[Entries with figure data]

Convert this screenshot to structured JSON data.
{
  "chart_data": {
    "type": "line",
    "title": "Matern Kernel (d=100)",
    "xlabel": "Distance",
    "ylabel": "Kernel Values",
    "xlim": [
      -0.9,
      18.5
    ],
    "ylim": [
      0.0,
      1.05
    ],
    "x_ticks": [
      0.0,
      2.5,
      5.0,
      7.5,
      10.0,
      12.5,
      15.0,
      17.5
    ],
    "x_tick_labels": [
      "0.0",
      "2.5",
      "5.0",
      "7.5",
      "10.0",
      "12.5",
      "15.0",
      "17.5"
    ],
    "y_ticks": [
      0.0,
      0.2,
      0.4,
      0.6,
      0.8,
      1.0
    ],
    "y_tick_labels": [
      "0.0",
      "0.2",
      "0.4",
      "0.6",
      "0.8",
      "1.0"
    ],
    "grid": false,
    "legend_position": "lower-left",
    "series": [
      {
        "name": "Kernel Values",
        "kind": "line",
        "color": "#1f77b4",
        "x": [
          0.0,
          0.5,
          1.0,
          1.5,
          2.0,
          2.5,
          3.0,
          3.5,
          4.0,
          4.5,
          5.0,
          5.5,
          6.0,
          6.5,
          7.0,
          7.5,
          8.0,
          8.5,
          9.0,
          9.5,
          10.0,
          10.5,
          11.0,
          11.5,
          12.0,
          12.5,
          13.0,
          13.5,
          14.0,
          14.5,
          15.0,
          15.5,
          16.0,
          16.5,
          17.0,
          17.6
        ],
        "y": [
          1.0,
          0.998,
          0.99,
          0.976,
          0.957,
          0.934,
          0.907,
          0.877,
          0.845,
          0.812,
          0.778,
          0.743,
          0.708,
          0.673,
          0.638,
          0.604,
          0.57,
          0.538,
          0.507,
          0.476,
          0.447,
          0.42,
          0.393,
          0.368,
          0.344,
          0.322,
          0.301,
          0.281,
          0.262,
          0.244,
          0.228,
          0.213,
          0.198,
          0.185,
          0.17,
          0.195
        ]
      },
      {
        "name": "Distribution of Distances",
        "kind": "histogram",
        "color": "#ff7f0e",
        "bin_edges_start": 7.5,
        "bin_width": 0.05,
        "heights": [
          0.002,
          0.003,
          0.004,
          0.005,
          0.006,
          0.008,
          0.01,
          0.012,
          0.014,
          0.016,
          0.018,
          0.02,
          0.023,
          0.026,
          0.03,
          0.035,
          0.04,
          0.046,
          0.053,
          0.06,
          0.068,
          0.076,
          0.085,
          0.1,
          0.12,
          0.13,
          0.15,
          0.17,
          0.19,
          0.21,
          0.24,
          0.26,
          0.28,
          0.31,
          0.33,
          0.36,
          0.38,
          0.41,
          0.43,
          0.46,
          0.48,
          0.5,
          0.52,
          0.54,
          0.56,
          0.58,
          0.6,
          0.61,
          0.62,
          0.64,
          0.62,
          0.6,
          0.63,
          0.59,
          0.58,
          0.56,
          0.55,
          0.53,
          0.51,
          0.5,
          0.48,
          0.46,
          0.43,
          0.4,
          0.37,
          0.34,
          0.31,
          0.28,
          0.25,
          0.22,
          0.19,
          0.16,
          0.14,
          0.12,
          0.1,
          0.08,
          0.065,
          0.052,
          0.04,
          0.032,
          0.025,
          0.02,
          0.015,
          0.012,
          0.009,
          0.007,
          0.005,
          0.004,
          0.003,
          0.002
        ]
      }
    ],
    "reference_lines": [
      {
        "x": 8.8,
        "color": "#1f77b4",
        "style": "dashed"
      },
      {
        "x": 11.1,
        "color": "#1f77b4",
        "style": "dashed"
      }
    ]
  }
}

● What the task requires: Tally up how many lines in the preceding listing contain the word "Values". Give nothing but the number.

● Exercise solution: 2